Records from a data collection:
* Begin *
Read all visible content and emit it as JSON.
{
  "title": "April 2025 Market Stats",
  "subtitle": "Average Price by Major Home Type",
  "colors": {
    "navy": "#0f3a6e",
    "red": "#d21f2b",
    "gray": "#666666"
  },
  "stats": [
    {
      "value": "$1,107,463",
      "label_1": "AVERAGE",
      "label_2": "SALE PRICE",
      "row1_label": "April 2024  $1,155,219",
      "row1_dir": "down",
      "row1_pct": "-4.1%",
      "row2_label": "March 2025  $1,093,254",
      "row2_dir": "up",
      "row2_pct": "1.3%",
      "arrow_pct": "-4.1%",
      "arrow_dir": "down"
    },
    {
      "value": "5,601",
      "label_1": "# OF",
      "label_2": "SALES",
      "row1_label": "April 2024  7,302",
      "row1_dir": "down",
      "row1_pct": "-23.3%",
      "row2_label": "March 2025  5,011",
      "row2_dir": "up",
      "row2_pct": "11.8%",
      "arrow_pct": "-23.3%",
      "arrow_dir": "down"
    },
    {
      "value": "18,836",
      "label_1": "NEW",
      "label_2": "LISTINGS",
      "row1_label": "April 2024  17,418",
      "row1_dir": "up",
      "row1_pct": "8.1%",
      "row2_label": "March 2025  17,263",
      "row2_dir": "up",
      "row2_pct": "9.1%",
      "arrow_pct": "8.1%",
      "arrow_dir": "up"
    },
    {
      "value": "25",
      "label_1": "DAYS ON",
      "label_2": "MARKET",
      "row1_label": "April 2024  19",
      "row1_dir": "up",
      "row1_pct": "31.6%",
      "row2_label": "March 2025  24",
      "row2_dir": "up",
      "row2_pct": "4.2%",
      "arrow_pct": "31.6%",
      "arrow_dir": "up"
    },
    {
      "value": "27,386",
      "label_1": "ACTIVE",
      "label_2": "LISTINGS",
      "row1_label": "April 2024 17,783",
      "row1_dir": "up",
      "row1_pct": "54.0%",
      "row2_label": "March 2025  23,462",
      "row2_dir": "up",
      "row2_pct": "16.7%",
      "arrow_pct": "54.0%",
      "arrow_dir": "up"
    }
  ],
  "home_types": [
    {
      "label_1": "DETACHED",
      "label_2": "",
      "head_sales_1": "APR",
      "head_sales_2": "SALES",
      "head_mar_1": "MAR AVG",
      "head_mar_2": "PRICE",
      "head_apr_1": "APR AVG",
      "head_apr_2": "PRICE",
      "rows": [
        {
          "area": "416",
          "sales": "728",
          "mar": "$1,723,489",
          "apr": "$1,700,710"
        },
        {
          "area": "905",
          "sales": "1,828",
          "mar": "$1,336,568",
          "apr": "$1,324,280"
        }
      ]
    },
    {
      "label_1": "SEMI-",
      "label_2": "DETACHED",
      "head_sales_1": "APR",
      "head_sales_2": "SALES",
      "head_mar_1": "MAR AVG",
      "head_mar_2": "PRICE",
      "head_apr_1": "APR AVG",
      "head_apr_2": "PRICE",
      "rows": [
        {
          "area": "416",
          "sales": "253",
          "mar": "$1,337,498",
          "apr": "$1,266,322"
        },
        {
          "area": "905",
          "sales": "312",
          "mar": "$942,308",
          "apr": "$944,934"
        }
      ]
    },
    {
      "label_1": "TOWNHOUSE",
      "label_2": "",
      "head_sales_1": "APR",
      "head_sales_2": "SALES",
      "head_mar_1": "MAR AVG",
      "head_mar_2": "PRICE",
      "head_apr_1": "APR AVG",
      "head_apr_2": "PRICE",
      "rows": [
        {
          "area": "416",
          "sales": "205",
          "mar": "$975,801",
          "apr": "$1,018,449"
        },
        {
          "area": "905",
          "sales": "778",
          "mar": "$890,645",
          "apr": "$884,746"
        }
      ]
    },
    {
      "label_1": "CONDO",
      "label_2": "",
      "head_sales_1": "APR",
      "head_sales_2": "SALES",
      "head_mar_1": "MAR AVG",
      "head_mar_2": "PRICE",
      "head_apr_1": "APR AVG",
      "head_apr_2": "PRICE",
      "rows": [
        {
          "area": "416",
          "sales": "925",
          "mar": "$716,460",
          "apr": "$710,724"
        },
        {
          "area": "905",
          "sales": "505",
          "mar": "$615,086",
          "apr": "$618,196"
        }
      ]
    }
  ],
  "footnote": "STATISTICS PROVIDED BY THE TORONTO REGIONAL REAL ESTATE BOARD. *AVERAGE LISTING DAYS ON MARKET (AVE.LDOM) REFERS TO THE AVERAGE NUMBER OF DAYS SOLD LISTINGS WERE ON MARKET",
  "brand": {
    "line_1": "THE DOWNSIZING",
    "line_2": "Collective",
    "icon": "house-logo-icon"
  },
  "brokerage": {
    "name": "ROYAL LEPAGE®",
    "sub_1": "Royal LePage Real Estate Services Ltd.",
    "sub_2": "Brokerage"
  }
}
* End *
- [Given problem]: Retype all the records, matching them exactly.

- [Task answer]:
Read all visible content and emit it as JSON.
{
  "title": "April 2025 Market Stats",
  "subtitle": "Average Price by Major Home Type",
  "colors": {
    "navy": "#0f3a6e",
    "red": "#d21f2b",
    "gray": "#666666"
  },
  "stats": [
    {
      "value": "$1,107,463",
      "label_1": "AVERAGE",
      "label_2": "SALE PRICE",
      "row1_label": "April 2024  $1,155,219",
      "row1_dir": "down",
      "row1_pct": "-4.1%",
      "row2_label": "March 2025  $1,093,254",
      "row2_dir": "up",
      "row2_pct": "1.3%",
      "arrow_pct": "-4.1%",
      "arrow_dir": "down"
    },
    {
      "value": "5,601",
      "label_1": "# OF",
      "label_2": "SALES",
      "row1_label": "April 2024  7,302",
      "row1_dir": "down",
      "row1_pct": "-23.3%",
      "row2_label": "March 2025  5,011",
      "row2_dir": "up",
      "row2_pct": "11.8%",
      "arrow_pct": "-23.3%",
      "arrow_dir": "down"
    },
    {
      "value": "18,836",
      "label_1": "NEW",
      "label_2": "LISTINGS",
      "row1_label": "April 2024  17,418",
      "row1_dir": "up",
      "row1_pct": "8.1%",
      "row2_label": "March 2025  17,263",
      "row2_dir": "up",
      "row2_pct": "9.1%",
      "arrow_pct": "8.1%",
      "arrow_dir": "up"
    },
    {
      "value": "25",
      "label_1": "DAYS ON",
      "label_2": "MARKET",
      "row1_label": "April 2024  19",
      "row1_dir": "up",
      "row1_pct": "31.6%",
      "row2_label": "March 2025  24",
      "row2_dir": "up",
      "row2_pct": "4.2%",
      "arrow_pct": "31.6%",
      "arrow_dir": "up"
    },
    {
      "value": "27,386",
      "label_1": "ACTIVE",
      "label_2": "LISTINGS",
      "row1_label": "April 2024 17,783",
      "row1_dir": "up",
      "row1_pct": "54.0%",
      "row2_label": "March 2025  23,462",
      "row2_dir": "up",
      "row2_pct": "16.7%",
      "arrow_pct": "54.0%",
      "arrow_dir": "up"
    }
  ],
  "home_types": [
    {
      "label_1": "DETACHED",
      "label_2": "",
      "head_sales_1": "APR",
      "head_sales_2": "SALES",
      "head_mar_1": "MAR AVG",
      "head_mar_2": "PRICE",
      "head_apr_1": "APR AVG",
      "head_apr_2": "PRICE",
      "rows": [
        {
          "area": "416",
          "sales": "728",
          "mar": "$1,723,489",
          "apr": "$1,700,710"
        },
        {
          "area": "905",
          "sales": "1,828",
          "mar": "$1,336,568",
          "apr": "$1,324,280"
        }
      ]
    },
    {
      "label_1": "SEMI-",
      "label_2": "DETACHED",
      "head_sales_1": "APR",
      "head_sales_2": "SALES",
      "head_mar_1": "MAR AVG",
      "head_mar_2": "PRICE",
      "head_apr_1": "APR AVG",
      "head_apr_2": "PRICE",
      "rows": [
        {
          "area": "416",
          "sales": "253",
          "mar": "$1,337,498",
          "apr": "$1,266,322"
        },
        {
          "area": "905",
          "sales": "312",
          "mar": "$942,308",
          "apr": "$944,934"
        }
      ]
    },
    {
      "label_1": "TOWNHOUSE",
      "label_2": "",
      "head_sales_1": "APR",
      "head_sales_2": "SALES",
      "head_mar_1": "MAR AVG",
      "head_mar_2": "PRICE",
      "head_apr_1": "APR AVG",
      "head_apr_2": "PRICE",
      "rows": [
        {
          "area": "416",
          "sales": "205",
          "mar": "$975,801",
          "apr": "$1,018,449"
        },
        {
          "area": "905",
          "sales": "778",
          "mar": "$890,645",
          "apr": "$884,746"
        }
      ]
    },
    {
      "label_1": "CONDO",
      "label_2": "",
      "head_sales_1": "APR",
      "head_sales_2": "SALES",
      "head_mar_1": "MAR AVG",
      "head_mar_2": "PRICE",
      "head_apr_1": "APR AVG",
      "head_apr_2": "PRICE",
      "rows": [
        {
          "area": "416",
          "sales": "925",
          "mar": "$716,460",
          "apr": "$710,724"
        },
        {
          "area": "905",
          "sales": "505",
          "mar": "$615,086",
          "apr": "$618,196"
        }
      ]
    }
  ],
  "footnote": "STATISTICS PROVIDED BY THE TORONTO REGIONAL REAL ESTATE BOARD. *AVERAGE LISTING DAYS ON MARKET (AVE.LDOM) REFERS TO THE AVERAGE NUMBER OF DAYS SOLD LISTINGS WERE ON MARKET",
  "brand": {
    "line_1": "THE DOWNSIZING",
    "line_2": "Collective",
    "icon": "house-logo-icon"
  },
  "brokerage": {
    "name": "ROYAL LEPAGE®",
    "sub_1": "Royal LePage Real Estate Services Ltd.",
    "sub_2": "Brokerage"
  }
}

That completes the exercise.